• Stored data
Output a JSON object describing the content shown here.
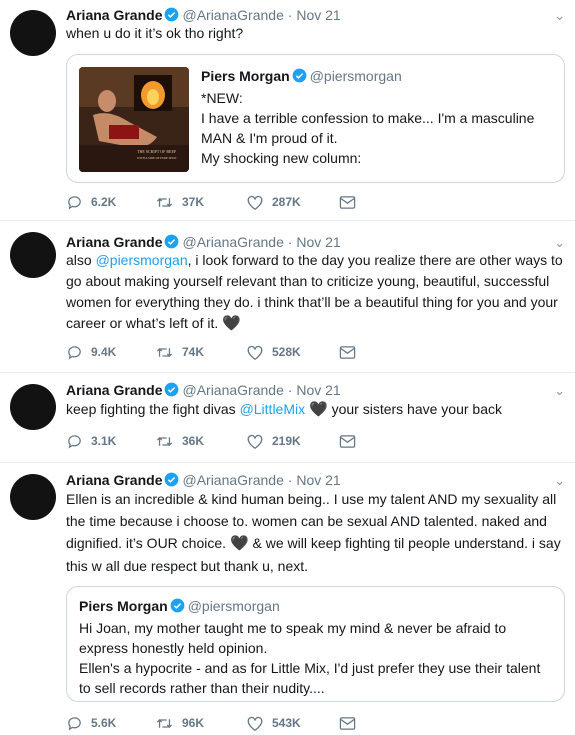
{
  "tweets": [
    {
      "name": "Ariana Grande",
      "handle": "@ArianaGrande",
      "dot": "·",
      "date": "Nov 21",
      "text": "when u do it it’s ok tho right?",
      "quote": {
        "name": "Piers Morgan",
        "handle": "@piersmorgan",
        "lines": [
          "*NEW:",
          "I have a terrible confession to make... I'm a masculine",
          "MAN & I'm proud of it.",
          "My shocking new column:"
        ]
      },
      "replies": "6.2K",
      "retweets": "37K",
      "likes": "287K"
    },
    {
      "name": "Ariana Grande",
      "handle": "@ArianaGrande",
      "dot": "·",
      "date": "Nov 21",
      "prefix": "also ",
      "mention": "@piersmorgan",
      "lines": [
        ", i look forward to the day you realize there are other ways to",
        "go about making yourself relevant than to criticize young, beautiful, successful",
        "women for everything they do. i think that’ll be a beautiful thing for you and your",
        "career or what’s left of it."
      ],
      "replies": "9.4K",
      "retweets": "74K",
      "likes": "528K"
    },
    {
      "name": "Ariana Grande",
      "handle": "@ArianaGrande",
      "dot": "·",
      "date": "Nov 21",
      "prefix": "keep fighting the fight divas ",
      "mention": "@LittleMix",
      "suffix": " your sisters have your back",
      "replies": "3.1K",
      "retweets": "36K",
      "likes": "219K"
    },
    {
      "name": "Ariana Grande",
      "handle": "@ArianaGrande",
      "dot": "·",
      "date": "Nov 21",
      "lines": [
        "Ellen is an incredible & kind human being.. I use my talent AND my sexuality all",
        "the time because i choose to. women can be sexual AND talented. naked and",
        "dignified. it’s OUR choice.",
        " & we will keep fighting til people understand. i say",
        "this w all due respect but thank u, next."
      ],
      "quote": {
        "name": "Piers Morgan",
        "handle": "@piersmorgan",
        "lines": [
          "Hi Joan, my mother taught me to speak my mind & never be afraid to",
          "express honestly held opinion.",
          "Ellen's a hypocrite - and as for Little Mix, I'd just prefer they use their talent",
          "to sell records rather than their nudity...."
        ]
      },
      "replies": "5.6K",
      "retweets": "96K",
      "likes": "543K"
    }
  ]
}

• What the task requires
Every record must be copied exactly, with images dropped from the result.

• Full response
Output a JSON object describing the content shown here.
{
  "tweets": [
    {
      "name": "Ariana Grande",
      "handle": "@ArianaGrande",
      "dot": "·",
      "date": "Nov 21",
      "text": "when u do it it’s ok tho right?",
      "quote": {
        "name": "Piers Morgan",
        "handle": "@piersmorgan",
        "lines": [
          "*NEW:",
          "I have a terrible confession to make... I'm a masculine",
          "MAN & I'm proud of it.",
          "My shocking new column:"
        ]
      },
      "replies": "6.2K",
      "retweets": "37K",
      "likes": "287K"
    },
    {
      "name": "Ariana Grande",
      "handle": "@ArianaGrande",
      "dot": "·",
      "date": "Nov 21",
      "prefix": "also ",
      "mention": "@piersmorgan",
      "lines": [
        ", i look forward to the day you realize there are other ways to",
        "go about making yourself relevant than to criticize young, beautiful, successful",
        "women for everything they do. i think that’ll be a beautiful thing for you and your",
        "career or what’s left of it."
      ],
      "replies": "9.4K",
      "retweets": "74K",
      "likes": "528K"
    },
    {
      "name": "Ariana Grande",
      "handle": "@ArianaGrande",
      "dot": "·",
      "date": "Nov 21",
      "prefix": "keep fighting the fight divas ",
      "mention": "@LittleMix",
      "suffix": " your sisters have your back",
      "replies": "3.1K",
      "retweets": "36K",
      "likes": "219K"
    },
    {
      "name": "Ariana Grande",
      "handle": "@ArianaGrande",
      "dot": "·",
      "date": "Nov 21",
      "lines": [
        "Ellen is an incredible & kind human being.. I use my talent AND my sexuality all",
        "the time because i choose to. women can be sexual AND talented. naked and",
        "dignified. it’s OUR choice.",
        " & we will keep fighting til people understand. i say",
        "this w all due respect but thank u, next."
      ],
      "quote": {
        "name": "Piers Morgan",
        "handle": "@piersmorgan",
        "lines": [
          "Hi Joan, my mother taught me to speak my mind & never be afraid to",
          "express honestly held opinion.",
          "Ellen's a hypocrite - and as for Little Mix, I'd just prefer they use their talent",
          "to sell records rather than their nudity...."
        ]
      },
      "replies": "5.6K",
      "retweets": "96K",
      "likes": "543K"
    }
  ]
}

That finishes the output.